## PROBLEM DESCRIPTION
Identify each line containing the word "xlabel" and copy it.

## LISTED RECORDS
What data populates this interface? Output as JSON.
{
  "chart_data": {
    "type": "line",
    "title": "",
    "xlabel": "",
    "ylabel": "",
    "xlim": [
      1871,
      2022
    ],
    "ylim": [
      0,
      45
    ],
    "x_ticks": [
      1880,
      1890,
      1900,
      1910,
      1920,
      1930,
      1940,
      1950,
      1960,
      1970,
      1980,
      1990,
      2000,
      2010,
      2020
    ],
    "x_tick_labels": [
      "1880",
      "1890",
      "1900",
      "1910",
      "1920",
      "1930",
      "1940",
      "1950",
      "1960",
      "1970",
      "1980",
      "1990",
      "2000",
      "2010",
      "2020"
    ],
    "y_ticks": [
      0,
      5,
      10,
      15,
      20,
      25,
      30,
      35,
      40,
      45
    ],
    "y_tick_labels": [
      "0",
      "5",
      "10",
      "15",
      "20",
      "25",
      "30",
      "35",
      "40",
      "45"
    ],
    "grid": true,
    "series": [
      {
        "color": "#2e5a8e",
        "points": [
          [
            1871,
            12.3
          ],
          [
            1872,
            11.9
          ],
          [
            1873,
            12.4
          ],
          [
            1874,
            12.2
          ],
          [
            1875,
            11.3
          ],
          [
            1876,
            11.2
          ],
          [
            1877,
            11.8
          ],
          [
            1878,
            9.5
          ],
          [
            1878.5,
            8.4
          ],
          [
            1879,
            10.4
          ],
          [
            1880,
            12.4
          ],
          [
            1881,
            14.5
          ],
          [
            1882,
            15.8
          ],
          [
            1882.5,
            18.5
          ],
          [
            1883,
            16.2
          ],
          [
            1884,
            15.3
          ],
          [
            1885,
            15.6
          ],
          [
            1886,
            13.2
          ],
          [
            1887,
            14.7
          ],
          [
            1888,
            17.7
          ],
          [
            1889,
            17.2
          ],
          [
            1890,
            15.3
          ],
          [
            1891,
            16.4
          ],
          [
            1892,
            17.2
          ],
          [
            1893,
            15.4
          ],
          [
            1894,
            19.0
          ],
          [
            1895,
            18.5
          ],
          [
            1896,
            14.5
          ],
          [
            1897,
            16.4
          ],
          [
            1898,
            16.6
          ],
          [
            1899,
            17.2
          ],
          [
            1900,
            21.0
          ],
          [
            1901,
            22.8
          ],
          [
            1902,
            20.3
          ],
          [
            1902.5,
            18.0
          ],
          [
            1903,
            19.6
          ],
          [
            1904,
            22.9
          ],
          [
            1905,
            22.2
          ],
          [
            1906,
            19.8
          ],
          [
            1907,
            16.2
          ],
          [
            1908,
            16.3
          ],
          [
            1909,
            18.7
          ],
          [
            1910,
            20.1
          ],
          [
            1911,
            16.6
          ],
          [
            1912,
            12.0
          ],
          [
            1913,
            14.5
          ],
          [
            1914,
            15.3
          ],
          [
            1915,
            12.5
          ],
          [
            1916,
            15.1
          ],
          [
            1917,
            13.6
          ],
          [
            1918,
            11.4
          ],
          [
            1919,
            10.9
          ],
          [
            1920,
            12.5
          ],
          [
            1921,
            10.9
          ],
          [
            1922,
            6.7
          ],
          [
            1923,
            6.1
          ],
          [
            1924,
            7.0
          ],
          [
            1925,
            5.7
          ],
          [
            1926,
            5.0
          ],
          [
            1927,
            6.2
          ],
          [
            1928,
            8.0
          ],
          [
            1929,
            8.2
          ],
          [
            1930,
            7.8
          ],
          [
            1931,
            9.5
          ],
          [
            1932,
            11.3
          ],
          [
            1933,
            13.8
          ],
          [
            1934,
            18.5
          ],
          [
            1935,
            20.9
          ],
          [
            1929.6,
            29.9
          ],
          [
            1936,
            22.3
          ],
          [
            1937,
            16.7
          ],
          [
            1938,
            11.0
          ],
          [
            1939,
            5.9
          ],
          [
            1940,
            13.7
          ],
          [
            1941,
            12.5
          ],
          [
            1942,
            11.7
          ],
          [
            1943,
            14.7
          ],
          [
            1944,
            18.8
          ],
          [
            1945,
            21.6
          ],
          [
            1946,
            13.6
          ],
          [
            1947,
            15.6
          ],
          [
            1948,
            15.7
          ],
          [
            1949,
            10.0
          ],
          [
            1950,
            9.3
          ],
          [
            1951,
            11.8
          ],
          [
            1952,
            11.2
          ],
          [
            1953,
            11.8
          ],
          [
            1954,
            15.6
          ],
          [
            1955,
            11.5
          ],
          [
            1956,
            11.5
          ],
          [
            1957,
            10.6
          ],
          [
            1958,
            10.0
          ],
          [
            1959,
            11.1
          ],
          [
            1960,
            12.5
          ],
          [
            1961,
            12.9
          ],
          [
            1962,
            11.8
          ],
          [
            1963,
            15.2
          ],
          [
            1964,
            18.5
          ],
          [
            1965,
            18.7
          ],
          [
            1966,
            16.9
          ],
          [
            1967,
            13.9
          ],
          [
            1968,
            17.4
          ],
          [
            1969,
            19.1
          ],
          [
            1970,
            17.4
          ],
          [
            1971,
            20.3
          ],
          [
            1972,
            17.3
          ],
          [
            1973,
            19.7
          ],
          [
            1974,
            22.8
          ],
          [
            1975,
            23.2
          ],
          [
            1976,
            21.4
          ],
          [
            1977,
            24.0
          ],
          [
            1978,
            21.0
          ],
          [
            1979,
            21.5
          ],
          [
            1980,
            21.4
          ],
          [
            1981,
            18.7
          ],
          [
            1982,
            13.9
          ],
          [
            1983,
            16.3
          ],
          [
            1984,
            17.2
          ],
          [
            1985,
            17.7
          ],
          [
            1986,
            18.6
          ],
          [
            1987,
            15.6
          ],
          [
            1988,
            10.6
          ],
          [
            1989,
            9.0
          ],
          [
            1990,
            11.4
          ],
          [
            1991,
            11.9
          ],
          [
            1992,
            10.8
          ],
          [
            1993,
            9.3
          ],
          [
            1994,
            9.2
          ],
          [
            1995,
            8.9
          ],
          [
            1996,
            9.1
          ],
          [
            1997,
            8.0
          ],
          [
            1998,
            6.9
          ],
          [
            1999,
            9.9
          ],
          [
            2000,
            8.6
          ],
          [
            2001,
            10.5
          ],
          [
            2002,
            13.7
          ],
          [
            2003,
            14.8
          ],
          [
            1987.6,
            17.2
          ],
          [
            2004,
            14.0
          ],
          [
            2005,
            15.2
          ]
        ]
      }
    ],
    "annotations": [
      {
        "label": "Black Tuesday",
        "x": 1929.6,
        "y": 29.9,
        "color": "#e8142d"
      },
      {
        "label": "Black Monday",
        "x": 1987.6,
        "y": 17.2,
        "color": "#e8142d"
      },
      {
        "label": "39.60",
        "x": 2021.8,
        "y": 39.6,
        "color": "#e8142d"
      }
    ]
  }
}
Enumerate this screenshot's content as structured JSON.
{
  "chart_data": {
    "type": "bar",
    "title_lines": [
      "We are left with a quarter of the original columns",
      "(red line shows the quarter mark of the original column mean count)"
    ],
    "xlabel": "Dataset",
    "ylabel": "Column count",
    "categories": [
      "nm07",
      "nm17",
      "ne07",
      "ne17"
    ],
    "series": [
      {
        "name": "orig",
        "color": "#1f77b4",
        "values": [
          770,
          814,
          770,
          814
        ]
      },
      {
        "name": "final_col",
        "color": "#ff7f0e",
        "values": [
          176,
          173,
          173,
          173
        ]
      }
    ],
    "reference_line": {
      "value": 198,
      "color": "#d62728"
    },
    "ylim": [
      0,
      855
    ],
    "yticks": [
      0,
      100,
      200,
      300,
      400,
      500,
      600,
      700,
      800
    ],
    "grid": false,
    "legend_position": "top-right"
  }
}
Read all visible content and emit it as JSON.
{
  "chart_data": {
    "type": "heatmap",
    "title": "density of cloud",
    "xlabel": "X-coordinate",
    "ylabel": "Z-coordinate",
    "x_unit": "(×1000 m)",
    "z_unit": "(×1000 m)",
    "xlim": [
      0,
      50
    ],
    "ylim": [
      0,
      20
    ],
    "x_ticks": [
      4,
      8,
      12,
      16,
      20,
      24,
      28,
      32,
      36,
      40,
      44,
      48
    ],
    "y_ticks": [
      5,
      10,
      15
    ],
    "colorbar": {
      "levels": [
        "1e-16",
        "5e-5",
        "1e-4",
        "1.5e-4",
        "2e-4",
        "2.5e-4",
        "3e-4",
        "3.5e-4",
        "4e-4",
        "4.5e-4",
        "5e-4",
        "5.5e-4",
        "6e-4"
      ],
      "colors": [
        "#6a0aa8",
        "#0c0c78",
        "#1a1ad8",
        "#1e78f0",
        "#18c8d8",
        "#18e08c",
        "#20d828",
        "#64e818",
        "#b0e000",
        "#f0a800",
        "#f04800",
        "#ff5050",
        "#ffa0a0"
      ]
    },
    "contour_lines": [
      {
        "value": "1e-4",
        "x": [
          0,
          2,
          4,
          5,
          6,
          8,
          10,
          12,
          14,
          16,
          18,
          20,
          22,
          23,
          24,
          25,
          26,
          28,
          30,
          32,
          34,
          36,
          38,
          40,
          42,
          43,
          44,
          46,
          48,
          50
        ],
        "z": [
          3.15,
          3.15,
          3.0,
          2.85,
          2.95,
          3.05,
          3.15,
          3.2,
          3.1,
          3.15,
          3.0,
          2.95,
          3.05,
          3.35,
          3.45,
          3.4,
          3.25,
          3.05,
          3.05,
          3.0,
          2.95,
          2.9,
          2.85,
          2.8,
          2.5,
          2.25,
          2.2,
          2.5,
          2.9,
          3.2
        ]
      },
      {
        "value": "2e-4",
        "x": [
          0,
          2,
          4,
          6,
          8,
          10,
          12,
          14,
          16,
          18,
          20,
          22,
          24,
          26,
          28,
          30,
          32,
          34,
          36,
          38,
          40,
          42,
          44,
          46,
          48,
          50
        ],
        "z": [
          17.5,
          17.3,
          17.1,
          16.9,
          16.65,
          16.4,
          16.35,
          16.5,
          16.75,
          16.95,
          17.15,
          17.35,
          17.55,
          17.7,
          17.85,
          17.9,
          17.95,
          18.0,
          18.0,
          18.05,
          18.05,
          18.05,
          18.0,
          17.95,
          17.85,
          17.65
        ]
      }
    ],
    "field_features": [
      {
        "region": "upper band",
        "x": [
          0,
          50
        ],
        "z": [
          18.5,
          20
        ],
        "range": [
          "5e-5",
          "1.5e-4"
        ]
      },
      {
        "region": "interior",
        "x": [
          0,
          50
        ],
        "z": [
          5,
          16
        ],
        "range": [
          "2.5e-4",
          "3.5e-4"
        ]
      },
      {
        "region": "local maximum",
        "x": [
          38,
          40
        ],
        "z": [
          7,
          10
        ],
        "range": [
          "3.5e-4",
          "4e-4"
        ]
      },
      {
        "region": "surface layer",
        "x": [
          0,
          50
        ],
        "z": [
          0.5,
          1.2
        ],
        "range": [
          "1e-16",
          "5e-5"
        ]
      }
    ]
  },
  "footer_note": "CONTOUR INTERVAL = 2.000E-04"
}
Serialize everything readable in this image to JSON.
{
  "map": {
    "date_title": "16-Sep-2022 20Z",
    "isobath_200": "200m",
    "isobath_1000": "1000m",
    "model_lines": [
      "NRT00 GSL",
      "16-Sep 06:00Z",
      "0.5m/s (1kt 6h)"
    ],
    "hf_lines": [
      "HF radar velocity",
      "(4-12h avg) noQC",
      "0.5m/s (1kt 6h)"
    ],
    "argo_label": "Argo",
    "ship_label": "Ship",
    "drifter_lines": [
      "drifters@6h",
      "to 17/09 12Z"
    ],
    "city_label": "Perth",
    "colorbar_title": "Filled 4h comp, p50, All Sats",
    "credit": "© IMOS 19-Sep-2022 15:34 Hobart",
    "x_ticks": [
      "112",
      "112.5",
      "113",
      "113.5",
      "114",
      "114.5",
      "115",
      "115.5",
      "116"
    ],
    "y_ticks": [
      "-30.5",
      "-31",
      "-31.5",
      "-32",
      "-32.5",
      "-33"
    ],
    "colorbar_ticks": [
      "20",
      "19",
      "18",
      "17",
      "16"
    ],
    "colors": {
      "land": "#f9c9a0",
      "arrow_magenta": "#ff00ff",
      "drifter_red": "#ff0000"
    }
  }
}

## RESPONSE
    "xlabel": "",
    "xlabel": "Dataset",
    "xlabel": "X-coordinate",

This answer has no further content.